[SOURCE EXTRACT]:
----------

If we have to go back to the low level side of things, I've picked this
random spot to consolidate what I have already mentioned and perhaps
expand.

To start with, let me pull out some thoughts from workqueue.rst:

"""
Generally, work items are not expected to hog a CPU and consume many
cycles. That means maintaining just enough concurrency to prevent work
processing from stalling should be optimal.
"""

For unbound queues:
"""
The responsibility of regulating concurrency level is on the users.
"""

Given the unbound queues will be spawned on demand to service all queued
work items (more interesting when mixing up with the system_unbound_wq),
in the proposed design the number of instantiated worker threads does
not correspond to the number of user threads (as you have elsewhere
stated), but pessimistically to the number of active user contexts. That
is the number which drives the maximum number of not-runnable jobs that
can become runnable at once, and hence spawn that many work items, and
in turn unbound worker threads.

Several problems there.

It is fundamentally pointless to have potentially that many more threads
than the number of CPU cores - it simply creates a scheduling storm.

To make matters worse, if I follow the code correctly, all these per user
context worker thread / work items end up contending on the same lock or
circular buffer, both are one instance per GPU:

guc_engine_run_job
   -> submit_engine
      a) wq_item_append
          -> wq_wait_for_space
            -> msleep

a) is dedicated per xe_engine

Hah true, what its for then? I thought throttling the LRCA ring is done via:


This is a per guc_id 'work queue' which is used for parallel submission
(e.g. multiple LRC tail values need to written atomically by the GuC).
Again in practice there should always be space.

Speaking of guc id, where does blocking when none are available happen in the non parallel case?

----------

[WORK TASK 1]:
Shorten the paragraph of the workqueue discussion that opens with "Given the unbound queues will be spawned" and keep its main facts.
[WORK TASK 2]:
Reproduce the workqueue discussion starting at the words "To start with, let" and stopping after "should be optimal.".
[WORK TASK 3]:
Carry on the workqueue discussion after its final sentence.

----------

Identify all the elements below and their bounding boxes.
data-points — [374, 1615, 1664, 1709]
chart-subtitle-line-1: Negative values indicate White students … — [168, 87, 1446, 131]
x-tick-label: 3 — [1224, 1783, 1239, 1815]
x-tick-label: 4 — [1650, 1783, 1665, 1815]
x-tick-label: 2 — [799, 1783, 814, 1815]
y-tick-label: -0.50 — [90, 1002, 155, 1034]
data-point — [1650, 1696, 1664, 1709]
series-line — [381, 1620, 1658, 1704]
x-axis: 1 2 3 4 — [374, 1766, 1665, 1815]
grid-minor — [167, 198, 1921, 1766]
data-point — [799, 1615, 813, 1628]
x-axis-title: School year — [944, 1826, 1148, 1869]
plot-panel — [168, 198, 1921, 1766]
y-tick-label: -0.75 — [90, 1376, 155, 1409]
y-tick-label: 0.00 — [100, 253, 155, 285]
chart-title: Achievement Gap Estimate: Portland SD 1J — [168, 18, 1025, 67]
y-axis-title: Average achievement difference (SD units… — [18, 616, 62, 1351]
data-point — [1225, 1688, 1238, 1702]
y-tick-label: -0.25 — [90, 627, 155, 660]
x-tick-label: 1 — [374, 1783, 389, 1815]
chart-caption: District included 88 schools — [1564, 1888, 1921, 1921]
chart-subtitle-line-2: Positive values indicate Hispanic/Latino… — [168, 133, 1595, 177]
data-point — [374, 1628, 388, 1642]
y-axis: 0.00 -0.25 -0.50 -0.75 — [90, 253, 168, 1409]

----------

[ANSWER 1]:
Unbound queues spawn workers on demand for every queued work item. In the proposed design, the number of worker threads therefore tracks the number of active user contexts, pessimistically, and not the number of user threads. That count sets how many not-runnable jobs can become runnable at once. It therefore also sets how many work items and unbound worker threads get spawned.

[ANSWER 2]:
To start with, let me pull out some thoughts from workqueue.rst:

"""
Generally, work items are not expected to hog a CPU and consume many
cycles. That means maintaining just enough concurrency to prevent work
processing from stalling should be optimal.

[ANSWER 3]:
   drm_sched_init(&ge->sched, &drm_sched_ops,
		 e->lrc[0].ring.size / MAX_JOB_SIZE_BYTES,

Is there something more to throttle other than the ring? It is throttling
something using msleeps..

Also you missed the step of programming the ring which is dedicated per xe_engine

I was trying to quickly find places which serialize on something in the
backend, ringbuffer emission did not seem to do that but maybe I missed
something.


xe_ring_ops vfunc emit_job is called to write the ring.

Right but does it serialize between different contexts, I didn't spot that it does in which case it wasn't relevant to the sub story.


      b) xe_guc_ct_send
          -> guc_ct_send
            -> mutex_lock(&ct->lock);
            -> later a potential msleep in h2g_has_room

Techincally there is 1 instance per GT not GPU, yes this is shared but
in practice there will always be space in the CT channel so contention
on the lock should be rare.

Yeah I used the term GPU to be more understandable to outside audience.

I am somewhat disappointed that the Xe opportunity hasn't been used to
improve upon the CT communication bottlenecks. I mean those backoff sleeps
and lock contention. I wish there would be a single thread in charge of the
CT channel and internal users (other parts of the driver) would be able to
send their requests to it in a more efficient manner, with less lock
contention and centralized backoff.


Well the CT backend was more or less a complete rewrite. Mutexes
actually work rather well to ensure fairness compared to the spin locks
used in the i915. This code was pretty heavily reviewed by Daniel and
both of us landed a big mutex for all of the CT code compared to the 3
or 4 spin locks used in the i915.

Are the "nb" sends gone? But that aside, I wasn't meaning just the locking but the high level approach. Never mind.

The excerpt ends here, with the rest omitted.